◆ Figure collection entries:
============================================================

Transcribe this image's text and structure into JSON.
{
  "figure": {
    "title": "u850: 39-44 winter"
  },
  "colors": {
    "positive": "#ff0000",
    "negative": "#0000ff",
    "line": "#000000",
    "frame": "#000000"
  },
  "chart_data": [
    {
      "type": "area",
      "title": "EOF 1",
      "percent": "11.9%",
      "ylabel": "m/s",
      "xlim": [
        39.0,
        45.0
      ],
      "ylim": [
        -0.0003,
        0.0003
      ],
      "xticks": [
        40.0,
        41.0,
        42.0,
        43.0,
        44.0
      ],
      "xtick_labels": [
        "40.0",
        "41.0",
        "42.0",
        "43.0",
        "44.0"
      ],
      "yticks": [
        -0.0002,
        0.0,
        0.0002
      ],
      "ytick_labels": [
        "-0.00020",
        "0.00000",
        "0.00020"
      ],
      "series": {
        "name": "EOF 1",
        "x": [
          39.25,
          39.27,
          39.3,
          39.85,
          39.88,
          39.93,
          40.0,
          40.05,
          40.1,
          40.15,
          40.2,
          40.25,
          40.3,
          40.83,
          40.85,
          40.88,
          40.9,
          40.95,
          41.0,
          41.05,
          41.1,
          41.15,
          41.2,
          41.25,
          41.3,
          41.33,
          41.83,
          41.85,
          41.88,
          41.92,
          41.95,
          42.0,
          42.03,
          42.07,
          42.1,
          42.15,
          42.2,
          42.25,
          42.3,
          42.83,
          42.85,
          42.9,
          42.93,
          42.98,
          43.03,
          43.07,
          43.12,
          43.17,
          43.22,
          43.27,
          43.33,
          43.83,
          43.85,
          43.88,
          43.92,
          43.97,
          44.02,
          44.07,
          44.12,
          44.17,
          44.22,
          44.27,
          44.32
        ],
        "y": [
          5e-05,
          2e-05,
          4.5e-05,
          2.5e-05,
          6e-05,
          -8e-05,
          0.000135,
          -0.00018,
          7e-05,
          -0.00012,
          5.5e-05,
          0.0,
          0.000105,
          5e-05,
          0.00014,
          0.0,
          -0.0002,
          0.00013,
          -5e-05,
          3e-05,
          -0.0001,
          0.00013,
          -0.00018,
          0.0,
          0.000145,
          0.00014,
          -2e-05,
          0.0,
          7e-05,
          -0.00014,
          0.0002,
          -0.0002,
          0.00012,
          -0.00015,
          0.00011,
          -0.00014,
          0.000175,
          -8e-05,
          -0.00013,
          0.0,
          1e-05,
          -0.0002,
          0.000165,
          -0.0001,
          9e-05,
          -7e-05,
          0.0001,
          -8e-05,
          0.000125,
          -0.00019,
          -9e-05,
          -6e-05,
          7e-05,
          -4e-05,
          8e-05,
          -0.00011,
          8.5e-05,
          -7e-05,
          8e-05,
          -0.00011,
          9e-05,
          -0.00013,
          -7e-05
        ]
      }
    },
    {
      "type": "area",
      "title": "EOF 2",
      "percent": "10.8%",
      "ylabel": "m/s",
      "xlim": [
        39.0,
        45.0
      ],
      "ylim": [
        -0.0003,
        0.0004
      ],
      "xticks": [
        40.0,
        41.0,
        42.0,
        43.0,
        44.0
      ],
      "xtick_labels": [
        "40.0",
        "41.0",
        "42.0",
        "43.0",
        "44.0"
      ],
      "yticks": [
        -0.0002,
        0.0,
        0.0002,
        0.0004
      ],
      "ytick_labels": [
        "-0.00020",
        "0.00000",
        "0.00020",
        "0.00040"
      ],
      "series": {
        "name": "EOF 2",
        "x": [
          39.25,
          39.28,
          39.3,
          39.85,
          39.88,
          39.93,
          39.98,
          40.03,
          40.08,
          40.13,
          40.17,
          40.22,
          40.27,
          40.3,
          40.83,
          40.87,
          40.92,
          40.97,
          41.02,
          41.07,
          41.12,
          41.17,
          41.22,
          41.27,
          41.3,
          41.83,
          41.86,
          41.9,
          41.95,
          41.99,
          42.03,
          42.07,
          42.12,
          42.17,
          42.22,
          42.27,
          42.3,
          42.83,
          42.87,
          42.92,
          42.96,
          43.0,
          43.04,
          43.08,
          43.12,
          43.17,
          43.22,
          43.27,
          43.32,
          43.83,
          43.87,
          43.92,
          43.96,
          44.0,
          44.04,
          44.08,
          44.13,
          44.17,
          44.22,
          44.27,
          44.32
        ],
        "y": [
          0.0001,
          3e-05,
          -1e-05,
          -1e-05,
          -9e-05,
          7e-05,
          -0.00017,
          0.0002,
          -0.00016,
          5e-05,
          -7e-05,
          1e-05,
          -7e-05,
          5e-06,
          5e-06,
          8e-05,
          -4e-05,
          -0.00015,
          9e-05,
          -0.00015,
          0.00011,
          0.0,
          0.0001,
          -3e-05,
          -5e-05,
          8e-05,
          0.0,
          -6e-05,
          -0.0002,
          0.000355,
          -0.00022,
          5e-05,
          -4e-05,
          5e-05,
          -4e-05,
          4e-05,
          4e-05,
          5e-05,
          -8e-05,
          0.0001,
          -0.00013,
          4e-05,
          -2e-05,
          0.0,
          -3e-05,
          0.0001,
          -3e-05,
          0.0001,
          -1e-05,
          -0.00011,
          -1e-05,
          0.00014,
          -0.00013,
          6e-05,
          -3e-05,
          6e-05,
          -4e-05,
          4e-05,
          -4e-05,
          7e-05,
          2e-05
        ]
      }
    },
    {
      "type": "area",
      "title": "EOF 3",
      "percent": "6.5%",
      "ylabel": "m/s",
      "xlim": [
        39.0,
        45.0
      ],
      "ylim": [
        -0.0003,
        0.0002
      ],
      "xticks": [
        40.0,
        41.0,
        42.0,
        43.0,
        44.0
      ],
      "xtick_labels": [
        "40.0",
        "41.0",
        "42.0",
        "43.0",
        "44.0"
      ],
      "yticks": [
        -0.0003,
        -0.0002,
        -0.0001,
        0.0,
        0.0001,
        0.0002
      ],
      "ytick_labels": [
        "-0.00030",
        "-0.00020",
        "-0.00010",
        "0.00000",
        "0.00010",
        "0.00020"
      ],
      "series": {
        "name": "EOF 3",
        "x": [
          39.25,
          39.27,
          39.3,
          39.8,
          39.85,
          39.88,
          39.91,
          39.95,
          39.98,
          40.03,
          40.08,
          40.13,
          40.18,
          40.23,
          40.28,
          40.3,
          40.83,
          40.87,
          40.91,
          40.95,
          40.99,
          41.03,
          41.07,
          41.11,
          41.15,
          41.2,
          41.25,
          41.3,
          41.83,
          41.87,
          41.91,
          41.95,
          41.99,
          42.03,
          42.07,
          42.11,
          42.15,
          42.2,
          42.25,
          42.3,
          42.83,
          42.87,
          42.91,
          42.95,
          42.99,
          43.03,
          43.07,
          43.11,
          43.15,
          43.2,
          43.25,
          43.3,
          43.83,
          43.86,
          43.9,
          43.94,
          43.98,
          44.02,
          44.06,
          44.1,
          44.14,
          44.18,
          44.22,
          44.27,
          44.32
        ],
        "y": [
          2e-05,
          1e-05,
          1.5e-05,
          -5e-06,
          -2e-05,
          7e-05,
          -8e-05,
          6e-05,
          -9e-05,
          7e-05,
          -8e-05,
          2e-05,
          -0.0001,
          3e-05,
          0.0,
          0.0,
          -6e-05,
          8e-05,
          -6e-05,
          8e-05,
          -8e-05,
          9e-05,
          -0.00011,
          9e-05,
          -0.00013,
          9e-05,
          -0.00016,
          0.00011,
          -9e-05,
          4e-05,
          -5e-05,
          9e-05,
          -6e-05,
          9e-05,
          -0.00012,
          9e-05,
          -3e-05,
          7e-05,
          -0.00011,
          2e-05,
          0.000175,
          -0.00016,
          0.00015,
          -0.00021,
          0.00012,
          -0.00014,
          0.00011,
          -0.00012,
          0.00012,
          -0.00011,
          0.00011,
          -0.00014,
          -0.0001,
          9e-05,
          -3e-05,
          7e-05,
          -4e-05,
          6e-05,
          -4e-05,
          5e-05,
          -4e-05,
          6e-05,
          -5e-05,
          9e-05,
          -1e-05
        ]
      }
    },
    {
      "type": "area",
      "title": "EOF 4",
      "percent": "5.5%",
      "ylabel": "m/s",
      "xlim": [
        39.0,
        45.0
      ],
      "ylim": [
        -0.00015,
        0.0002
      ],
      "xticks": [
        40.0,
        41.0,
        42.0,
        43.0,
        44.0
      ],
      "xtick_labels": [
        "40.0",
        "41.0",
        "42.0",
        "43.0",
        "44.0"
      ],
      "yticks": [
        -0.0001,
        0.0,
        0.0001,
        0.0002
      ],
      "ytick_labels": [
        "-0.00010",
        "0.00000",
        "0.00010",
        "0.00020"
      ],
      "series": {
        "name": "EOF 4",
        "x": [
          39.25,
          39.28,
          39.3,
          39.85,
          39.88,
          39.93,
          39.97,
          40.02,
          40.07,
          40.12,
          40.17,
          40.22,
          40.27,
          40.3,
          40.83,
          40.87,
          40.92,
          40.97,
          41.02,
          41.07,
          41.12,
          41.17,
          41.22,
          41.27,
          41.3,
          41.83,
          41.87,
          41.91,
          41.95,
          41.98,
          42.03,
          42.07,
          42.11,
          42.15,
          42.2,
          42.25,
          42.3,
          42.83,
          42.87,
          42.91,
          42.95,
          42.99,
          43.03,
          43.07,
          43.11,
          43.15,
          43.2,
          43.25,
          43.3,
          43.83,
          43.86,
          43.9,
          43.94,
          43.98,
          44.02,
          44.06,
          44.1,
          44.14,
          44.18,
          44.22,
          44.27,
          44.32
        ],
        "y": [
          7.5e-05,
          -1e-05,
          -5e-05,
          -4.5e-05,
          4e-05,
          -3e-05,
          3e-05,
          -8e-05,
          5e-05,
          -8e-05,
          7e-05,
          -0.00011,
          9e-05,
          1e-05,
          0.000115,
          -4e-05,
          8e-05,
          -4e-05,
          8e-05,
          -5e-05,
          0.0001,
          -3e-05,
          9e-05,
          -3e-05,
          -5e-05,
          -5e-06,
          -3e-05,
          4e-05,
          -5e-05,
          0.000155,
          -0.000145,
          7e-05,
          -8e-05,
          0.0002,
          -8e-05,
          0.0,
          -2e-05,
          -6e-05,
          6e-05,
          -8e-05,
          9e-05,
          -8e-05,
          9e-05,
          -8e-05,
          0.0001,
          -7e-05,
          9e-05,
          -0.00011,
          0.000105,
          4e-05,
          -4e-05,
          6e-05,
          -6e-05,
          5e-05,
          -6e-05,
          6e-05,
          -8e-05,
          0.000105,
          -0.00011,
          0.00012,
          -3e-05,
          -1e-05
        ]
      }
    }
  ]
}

============================================================

◆ What you are asked to do:
Look through the material above and pick out each line holding the word "percent".

◆ In response:
      "percent": "11.9%",
      "percent": "10.8%",
      "percent": "6.5%",
      "percent": "5.5%",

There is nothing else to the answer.